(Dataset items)

* * *

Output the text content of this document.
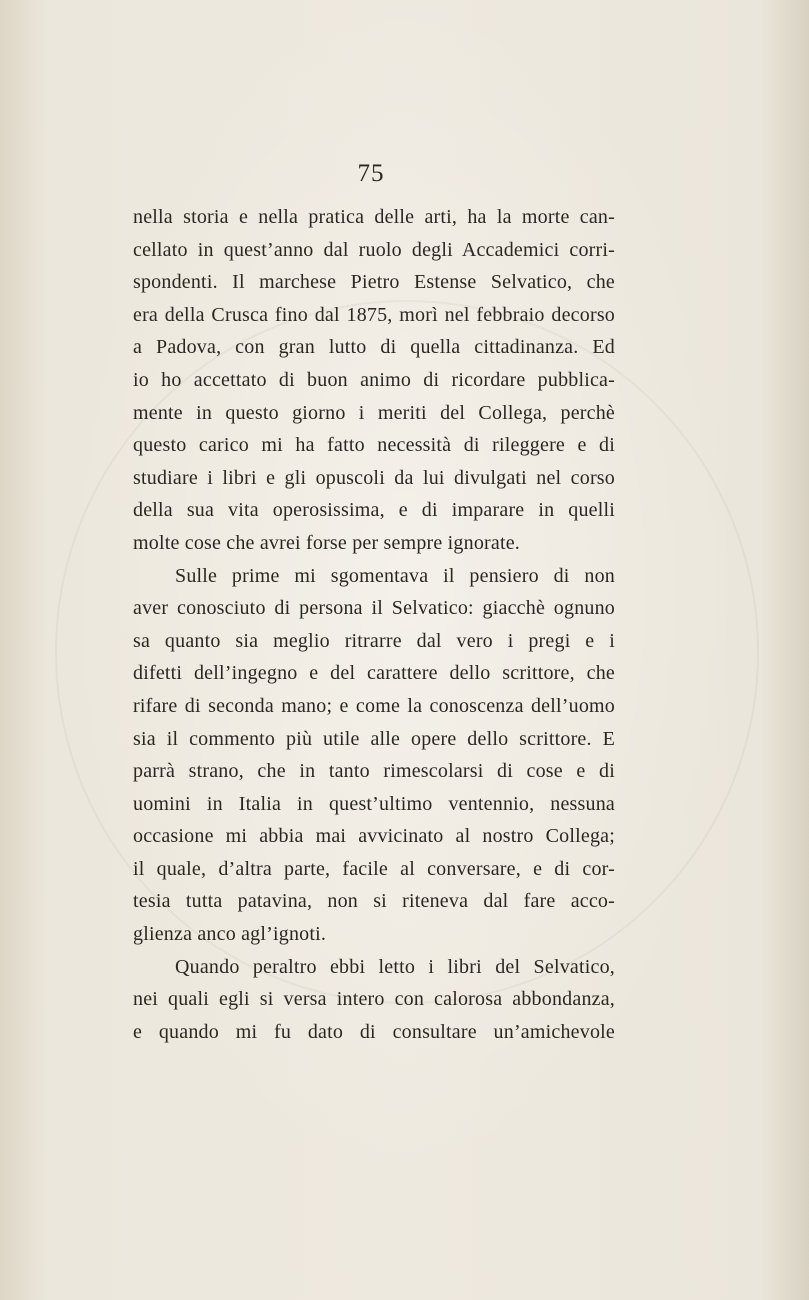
75
nella storia e nella pratica delle arti, ha la morte can-
cellato in quest’anno dal ruolo degli Accademici corri-
spondenti. Il marchese Pietro Estense Selvatico, che
era della Crusca fino dal 1875, morì nel febbraio decorso
a Padova, con gran lutto di quella cittadinanza. Ed
io ho accettato di buon animo di ricordare pubblica-
mente in questo giorno i meriti del Collega, perchè
questo carico mi ha fatto necessità di rileggere e di
studiare i libri e gli opuscoli da lui divulgati nel corso
della sua vita operosissima, e di imparare in quelli
molte cose che avrei forse per sempre ignorate.
Sulle prime mi sgomentava il pensiero di non
aver conosciuto di persona il Selvatico: giacchè ognuno
sa quanto sia meglio ritrarre dal vero i pregi e i
difetti dell’ingegno e del carattere dello scrittore, che
rifare di seconda mano; e come la conoscenza dell’uomo
sia il commento più utile alle opere dello scrittore. E
parrà strano, che in tanto rimescolarsi di cose e di
uomini in Italia in quest’ultimo ventennio, nessuna
occasione mi abbia mai avvicinato al nostro Collega;
il quale, d’altra parte, facile al conversare, e di cor-
tesia tutta patavina, non si riteneva dal fare acco-
glienza anco agl’ignoti.
Quando peraltro ebbi letto i libri del Selvatico,
nei quali egli si versa intero con calorosa abbondanza,
e quando mi fu dato di consultare un’amichevole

* * *

* _Do this_:
Your answer should be a single number: the count of lines that contain "cose".

* _Solution to this task_:
2